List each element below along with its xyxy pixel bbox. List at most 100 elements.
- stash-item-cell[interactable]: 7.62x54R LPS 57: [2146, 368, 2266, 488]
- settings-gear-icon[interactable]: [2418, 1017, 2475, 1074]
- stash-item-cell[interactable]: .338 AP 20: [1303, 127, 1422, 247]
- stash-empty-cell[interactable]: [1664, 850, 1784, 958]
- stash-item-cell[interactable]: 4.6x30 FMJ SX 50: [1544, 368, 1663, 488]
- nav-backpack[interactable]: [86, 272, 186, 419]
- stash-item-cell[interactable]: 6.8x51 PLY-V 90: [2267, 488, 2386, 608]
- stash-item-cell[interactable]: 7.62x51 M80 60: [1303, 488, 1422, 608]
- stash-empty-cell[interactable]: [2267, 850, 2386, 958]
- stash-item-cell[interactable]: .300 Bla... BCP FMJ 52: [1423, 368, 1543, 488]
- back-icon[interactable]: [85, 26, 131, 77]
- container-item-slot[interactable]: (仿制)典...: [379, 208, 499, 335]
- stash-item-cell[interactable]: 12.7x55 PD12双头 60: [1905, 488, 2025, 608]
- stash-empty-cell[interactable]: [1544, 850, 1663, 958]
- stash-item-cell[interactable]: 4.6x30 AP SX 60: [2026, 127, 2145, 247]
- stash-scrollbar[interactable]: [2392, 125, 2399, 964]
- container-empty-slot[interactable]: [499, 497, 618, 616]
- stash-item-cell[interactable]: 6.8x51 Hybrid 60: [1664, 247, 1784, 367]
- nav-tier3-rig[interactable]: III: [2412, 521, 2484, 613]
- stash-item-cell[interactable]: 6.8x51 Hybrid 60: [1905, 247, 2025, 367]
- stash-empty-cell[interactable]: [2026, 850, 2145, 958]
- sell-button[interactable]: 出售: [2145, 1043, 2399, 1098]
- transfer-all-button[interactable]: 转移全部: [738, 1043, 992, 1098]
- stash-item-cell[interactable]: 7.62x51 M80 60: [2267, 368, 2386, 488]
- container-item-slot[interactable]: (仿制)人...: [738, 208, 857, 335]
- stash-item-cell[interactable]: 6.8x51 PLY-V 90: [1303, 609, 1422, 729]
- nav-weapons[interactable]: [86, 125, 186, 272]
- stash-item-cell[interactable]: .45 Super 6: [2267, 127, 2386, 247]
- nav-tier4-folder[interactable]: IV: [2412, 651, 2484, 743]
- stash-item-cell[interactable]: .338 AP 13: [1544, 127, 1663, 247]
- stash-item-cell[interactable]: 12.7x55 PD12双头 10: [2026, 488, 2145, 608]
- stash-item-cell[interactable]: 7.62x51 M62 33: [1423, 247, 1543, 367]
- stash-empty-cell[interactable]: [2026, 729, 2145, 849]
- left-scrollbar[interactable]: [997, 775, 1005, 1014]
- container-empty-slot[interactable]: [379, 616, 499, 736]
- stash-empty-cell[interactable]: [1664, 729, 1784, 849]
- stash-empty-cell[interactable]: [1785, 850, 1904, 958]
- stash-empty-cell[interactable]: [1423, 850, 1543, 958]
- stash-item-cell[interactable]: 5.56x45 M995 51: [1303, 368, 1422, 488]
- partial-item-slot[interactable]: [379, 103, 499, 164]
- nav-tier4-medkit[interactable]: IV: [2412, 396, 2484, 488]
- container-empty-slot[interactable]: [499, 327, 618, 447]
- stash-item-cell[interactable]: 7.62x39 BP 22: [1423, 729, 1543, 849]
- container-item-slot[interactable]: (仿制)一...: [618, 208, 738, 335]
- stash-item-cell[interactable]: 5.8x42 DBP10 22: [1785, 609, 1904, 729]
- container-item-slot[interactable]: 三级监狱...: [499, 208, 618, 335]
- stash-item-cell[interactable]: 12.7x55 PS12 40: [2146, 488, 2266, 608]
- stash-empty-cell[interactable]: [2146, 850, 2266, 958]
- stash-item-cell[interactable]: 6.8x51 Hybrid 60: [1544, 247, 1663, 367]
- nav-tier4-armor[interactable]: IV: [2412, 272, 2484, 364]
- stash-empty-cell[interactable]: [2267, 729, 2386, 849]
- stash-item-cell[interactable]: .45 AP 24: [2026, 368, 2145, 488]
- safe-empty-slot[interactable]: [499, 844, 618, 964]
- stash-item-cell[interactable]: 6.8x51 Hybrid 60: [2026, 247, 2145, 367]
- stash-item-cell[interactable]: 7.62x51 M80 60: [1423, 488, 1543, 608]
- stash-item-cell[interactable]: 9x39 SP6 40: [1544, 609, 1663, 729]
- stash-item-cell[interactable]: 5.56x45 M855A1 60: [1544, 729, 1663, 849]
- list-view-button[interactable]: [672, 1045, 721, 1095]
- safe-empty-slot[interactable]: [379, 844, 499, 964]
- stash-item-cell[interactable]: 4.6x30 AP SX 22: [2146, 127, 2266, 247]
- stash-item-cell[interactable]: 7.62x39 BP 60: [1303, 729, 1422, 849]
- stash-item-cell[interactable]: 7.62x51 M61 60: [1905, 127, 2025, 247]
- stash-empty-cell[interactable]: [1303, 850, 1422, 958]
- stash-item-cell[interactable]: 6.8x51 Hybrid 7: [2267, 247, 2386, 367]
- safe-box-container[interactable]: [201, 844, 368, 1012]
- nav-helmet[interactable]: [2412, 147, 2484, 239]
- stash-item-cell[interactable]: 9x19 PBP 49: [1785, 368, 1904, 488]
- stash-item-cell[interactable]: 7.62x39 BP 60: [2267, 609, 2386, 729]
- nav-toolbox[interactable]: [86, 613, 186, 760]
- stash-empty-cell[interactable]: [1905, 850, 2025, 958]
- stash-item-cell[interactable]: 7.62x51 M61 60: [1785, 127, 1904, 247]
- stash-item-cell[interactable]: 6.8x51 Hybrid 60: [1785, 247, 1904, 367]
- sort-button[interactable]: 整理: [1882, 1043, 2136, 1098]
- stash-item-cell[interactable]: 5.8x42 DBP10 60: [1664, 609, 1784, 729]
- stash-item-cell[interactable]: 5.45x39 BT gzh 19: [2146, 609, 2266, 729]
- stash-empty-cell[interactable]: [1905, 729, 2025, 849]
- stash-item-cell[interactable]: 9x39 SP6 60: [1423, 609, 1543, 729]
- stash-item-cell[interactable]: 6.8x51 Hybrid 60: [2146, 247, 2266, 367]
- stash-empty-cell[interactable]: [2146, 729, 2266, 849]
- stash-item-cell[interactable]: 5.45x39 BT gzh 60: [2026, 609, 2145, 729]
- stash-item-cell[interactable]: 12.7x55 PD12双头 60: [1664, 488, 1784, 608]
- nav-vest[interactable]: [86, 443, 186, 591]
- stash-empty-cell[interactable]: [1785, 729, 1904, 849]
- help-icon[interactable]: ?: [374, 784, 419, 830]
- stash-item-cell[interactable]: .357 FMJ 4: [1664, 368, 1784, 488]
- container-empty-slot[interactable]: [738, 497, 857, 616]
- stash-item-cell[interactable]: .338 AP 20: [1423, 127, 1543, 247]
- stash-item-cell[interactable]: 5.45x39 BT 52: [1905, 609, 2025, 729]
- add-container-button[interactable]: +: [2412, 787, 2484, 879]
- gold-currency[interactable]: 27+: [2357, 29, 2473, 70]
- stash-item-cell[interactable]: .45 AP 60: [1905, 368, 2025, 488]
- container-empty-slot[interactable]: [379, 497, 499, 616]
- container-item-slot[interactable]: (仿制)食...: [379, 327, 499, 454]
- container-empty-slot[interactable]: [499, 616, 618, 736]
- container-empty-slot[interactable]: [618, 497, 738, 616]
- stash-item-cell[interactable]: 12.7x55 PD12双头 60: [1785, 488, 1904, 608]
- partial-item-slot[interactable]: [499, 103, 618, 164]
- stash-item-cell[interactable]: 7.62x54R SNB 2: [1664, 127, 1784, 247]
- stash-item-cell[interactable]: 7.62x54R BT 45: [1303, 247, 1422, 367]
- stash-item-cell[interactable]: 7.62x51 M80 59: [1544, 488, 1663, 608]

········

## Problem requirements
Copy out, character for character, the stretch from the start of the material through the line containing "208, 857, 335]".

## Right answer
List each element below along with its xyxy pixel bbox. List at most 100 elements.
- stash-item-cell[interactable]: 7.62x54R LPS 57: [2146, 368, 2266, 488]
- settings-gear-icon[interactable]: [2418, 1017, 2475, 1074]
- stash-item-cell[interactable]: .338 AP 20: [1303, 127, 1422, 247]
- stash-empty-cell[interactable]: [1664, 850, 1784, 958]
- stash-item-cell[interactable]: 4.6x30 FMJ SX 50: [1544, 368, 1663, 488]
- nav-backpack[interactable]: [86, 272, 186, 419]
- stash-item-cell[interactable]: 6.8x51 PLY-V 90: [2267, 488, 2386, 608]
- stash-item-cell[interactable]: 7.62x51 M80 60: [1303, 488, 1422, 608]
- stash-empty-cell[interactable]: [2267, 850, 2386, 958]
- stash-item-cell[interactable]: .300 Bla... BCP FMJ 52: [1423, 368, 1543, 488]
- back-icon[interactable]: [85, 26, 131, 77]
- container-item-slot[interactable]: (仿制)典...: [379, 208, 499, 335]
- stash-item-cell[interactable]: 12.7x55 PD12双头 60: [1905, 488, 2025, 608]
- stash-empty-cell[interactable]: [1544, 850, 1663, 958]
- stash-item-cell[interactable]: 4.6x30 AP SX 60: [2026, 127, 2145, 247]
- stash-scrollbar[interactable]: [2392, 125, 2399, 964]
- container-empty-slot[interactable]: [499, 497, 618, 616]
- stash-item-cell[interactable]: 6.8x51 Hybrid 60: [1664, 247, 1784, 367]
- nav-tier3-rig[interactable]: III: [2412, 521, 2484, 613]
- stash-item-cell[interactable]: 6.8x51 Hybrid 60: [1905, 247, 2025, 367]
- stash-empty-cell[interactable]: [2026, 850, 2145, 958]
- sell-button[interactable]: 出售: [2145, 1043, 2399, 1098]
- transfer-all-button[interactable]: 转移全部: [738, 1043, 992, 1098]
- stash-item-cell[interactable]: 7.62x51 M80 60: [2267, 368, 2386, 488]
- container-item-slot[interactable]: (仿制)人...: [738, 208, 857, 335]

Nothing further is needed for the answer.